= Task description =
Starting at the line that contains "Decode this image", write out each line through the end of the data below, exactly as it stands. Skip any pictures.

= Stored records =
********

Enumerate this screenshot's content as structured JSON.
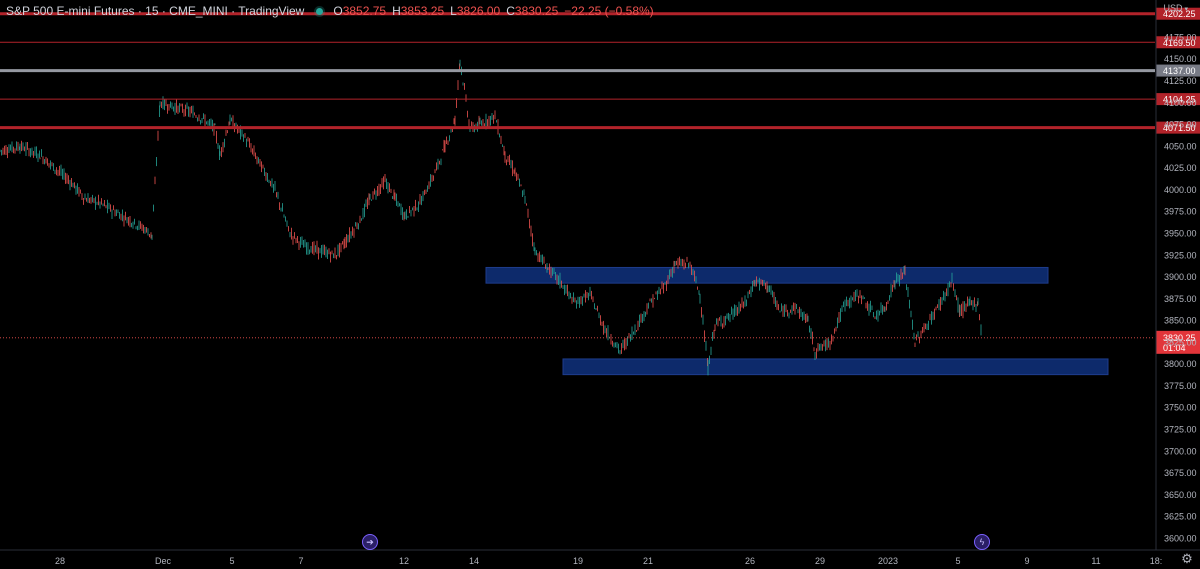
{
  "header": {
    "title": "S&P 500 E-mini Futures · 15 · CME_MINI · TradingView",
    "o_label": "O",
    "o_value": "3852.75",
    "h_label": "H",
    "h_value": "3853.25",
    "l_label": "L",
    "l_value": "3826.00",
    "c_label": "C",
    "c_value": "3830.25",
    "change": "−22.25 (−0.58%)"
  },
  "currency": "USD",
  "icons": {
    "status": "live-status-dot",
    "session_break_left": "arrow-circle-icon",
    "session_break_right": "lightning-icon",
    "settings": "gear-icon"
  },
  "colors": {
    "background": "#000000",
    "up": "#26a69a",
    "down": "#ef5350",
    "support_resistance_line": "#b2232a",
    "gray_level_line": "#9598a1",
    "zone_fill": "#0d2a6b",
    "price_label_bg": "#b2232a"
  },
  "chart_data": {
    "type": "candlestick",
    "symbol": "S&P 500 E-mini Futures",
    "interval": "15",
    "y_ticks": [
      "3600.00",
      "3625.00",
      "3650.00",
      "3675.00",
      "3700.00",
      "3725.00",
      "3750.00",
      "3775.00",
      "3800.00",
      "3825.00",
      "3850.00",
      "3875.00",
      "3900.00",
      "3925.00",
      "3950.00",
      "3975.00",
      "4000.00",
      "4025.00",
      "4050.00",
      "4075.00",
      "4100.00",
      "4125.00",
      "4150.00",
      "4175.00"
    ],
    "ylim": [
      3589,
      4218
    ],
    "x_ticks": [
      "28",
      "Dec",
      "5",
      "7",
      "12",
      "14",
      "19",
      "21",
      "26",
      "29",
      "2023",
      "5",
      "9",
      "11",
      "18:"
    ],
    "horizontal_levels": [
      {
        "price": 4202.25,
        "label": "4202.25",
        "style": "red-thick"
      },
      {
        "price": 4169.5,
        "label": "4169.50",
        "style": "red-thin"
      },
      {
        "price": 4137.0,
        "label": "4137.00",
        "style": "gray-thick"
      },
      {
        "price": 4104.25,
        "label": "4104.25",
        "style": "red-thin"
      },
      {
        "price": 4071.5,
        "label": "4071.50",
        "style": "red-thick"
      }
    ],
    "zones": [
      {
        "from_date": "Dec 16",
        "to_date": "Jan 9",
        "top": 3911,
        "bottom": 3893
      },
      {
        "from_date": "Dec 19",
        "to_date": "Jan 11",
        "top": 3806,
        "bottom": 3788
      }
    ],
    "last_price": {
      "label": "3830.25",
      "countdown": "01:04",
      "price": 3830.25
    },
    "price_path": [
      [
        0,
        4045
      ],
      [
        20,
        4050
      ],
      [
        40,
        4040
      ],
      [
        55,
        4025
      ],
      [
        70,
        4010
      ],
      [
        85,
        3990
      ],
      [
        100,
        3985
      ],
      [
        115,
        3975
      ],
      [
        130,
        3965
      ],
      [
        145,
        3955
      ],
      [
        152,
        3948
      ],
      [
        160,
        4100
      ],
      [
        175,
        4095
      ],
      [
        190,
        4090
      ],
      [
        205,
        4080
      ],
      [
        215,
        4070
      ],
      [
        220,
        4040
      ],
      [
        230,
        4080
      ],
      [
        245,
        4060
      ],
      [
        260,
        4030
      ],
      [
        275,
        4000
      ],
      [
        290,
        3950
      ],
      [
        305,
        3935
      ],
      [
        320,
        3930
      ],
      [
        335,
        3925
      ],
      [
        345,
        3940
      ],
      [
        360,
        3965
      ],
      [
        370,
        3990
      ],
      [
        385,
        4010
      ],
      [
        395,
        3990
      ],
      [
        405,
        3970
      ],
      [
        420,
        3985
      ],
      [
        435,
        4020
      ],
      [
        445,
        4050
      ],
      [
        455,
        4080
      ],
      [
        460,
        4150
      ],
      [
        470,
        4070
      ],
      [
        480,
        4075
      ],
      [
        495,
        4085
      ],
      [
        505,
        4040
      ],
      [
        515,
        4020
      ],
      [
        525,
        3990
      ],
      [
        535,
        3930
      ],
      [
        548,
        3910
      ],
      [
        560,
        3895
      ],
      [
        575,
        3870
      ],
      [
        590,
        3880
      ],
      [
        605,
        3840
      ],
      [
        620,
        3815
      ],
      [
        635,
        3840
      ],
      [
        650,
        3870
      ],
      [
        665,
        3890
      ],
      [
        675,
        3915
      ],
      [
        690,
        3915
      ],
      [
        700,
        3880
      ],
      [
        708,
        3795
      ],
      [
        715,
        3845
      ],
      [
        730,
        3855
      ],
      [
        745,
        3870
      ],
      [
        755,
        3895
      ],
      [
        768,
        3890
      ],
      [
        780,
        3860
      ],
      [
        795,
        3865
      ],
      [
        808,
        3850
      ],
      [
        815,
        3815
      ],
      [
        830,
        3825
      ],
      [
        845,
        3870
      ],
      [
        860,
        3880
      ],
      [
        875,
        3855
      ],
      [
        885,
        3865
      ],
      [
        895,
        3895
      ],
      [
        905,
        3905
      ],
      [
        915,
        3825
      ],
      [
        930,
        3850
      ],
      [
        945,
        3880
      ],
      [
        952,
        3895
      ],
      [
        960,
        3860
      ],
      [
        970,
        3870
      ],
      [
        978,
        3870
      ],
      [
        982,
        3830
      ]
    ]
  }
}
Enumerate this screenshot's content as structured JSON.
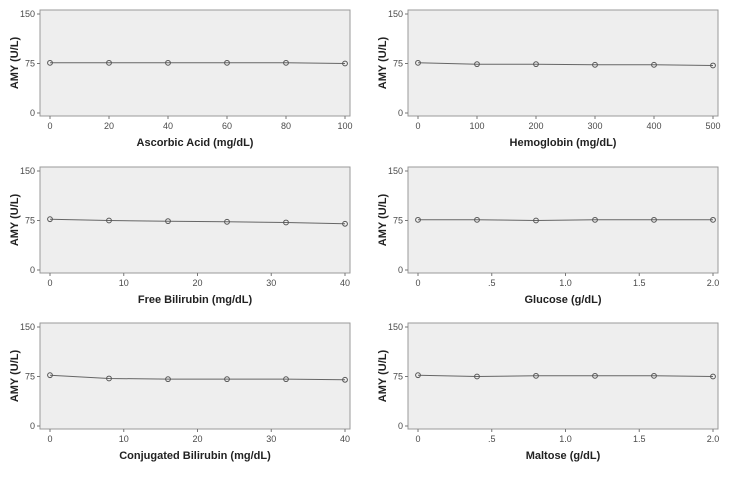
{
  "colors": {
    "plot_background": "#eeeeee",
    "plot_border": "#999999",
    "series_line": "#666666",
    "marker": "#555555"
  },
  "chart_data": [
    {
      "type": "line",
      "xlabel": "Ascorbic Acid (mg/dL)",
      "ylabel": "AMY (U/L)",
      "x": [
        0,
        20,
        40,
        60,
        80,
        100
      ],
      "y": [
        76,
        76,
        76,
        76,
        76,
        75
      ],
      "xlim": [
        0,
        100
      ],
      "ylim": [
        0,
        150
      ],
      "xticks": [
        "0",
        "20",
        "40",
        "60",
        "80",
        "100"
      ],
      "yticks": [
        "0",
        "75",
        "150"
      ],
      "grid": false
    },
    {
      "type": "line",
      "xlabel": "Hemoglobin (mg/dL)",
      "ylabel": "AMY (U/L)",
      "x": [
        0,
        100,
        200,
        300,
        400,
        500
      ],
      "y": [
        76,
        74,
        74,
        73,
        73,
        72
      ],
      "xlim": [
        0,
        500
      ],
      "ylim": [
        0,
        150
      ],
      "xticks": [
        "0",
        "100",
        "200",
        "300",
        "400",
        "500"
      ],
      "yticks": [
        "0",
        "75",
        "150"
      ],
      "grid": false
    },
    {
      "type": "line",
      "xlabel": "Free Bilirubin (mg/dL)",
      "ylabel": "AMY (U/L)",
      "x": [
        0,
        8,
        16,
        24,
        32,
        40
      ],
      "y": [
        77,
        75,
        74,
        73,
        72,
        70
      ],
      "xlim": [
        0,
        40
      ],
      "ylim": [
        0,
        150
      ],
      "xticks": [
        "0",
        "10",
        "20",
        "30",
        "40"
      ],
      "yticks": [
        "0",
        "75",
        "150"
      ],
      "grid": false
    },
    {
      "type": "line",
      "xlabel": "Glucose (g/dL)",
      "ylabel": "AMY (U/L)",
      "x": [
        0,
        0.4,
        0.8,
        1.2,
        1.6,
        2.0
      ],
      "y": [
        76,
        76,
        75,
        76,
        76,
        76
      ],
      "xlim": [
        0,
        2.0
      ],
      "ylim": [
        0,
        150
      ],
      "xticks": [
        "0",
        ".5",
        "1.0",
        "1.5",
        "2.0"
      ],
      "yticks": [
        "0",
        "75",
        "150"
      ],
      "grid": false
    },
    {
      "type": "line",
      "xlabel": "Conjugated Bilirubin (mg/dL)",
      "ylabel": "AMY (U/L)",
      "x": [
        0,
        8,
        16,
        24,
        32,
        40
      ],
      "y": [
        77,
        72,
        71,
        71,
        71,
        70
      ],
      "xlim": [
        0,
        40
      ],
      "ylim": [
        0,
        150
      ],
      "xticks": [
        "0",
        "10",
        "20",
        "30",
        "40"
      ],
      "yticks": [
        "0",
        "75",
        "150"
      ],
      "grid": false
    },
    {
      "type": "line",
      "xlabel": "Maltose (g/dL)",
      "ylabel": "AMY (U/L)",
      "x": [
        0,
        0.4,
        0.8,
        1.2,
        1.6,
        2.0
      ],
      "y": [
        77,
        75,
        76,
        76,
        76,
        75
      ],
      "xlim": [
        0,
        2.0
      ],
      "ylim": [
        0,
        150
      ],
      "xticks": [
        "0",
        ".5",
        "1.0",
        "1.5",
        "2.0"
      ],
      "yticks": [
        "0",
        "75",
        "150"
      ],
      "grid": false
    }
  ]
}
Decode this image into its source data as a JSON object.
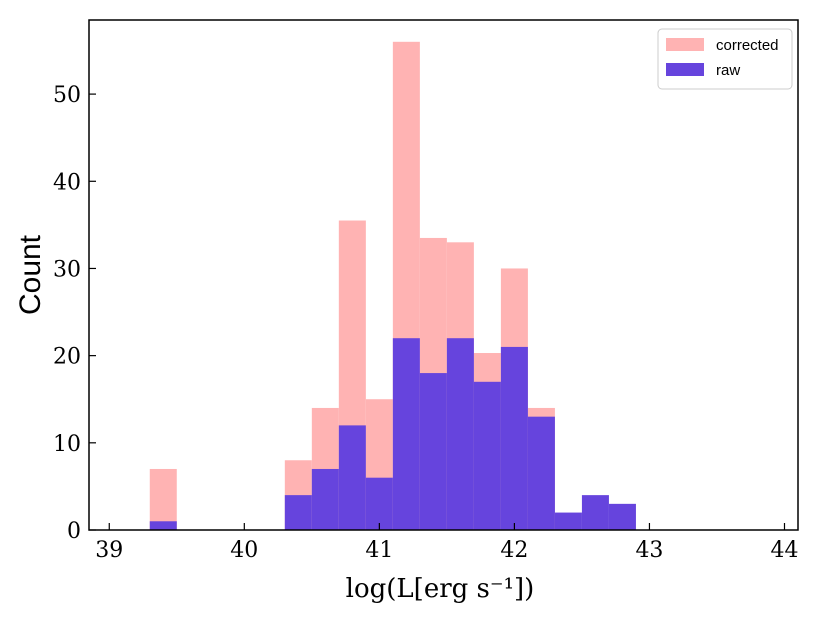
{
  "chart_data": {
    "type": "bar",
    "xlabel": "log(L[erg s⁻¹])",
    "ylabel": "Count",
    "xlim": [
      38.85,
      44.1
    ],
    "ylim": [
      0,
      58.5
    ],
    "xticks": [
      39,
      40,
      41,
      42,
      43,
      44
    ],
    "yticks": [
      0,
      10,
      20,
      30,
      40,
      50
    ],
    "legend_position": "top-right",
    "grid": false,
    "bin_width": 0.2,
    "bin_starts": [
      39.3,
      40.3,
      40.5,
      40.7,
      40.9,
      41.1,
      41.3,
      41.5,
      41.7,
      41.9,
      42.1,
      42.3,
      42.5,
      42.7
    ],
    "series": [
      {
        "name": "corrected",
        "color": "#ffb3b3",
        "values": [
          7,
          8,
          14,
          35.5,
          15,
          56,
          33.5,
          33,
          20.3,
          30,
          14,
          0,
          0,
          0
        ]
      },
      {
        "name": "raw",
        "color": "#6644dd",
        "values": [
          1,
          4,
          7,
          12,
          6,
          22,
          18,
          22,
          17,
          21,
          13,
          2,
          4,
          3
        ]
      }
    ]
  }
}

********

= Complete output =
Decode this image into its source data as a JSON object.
{
  "chart_data": {
    "type": "bar",
    "xlabel": "log(L[erg s⁻¹])",
    "ylabel": "Count",
    "xlim": [
      38.85,
      44.1
    ],
    "ylim": [
      0,
      58.5
    ],
    "xticks": [
      39,
      40,
      41,
      42,
      43,
      44
    ],
    "yticks": [
      0,
      10,
      20,
      30,
      40,
      50
    ],
    "legend_position": "top-right",
    "grid": false,
    "bin_width": 0.2,
    "bin_starts": [
      39.3,
      40.3,
      40.5,
      40.7,
      40.9,
      41.1,
      41.3,
      41.5,
      41.7,
      41.9,
      42.1,
      42.3,
      42.5,
      42.7
    ],
    "series": [
      {
        "name": "corrected",
        "color": "#ffb3b3",
        "values": [
          7,
          8,
          14,
          35.5,
          15,
          56,
          33.5,
          33,
          20.3,
          30,
          14,
          0,
          0,
          0
        ]
      },
      {
        "name": "raw",
        "color": "#6644dd",
        "values": [
          1,
          4,
          7,
          12,
          6,
          22,
          18,
          22,
          17,
          21,
          13,
          2,
          4,
          3
        ]
      }
    ]
  }
}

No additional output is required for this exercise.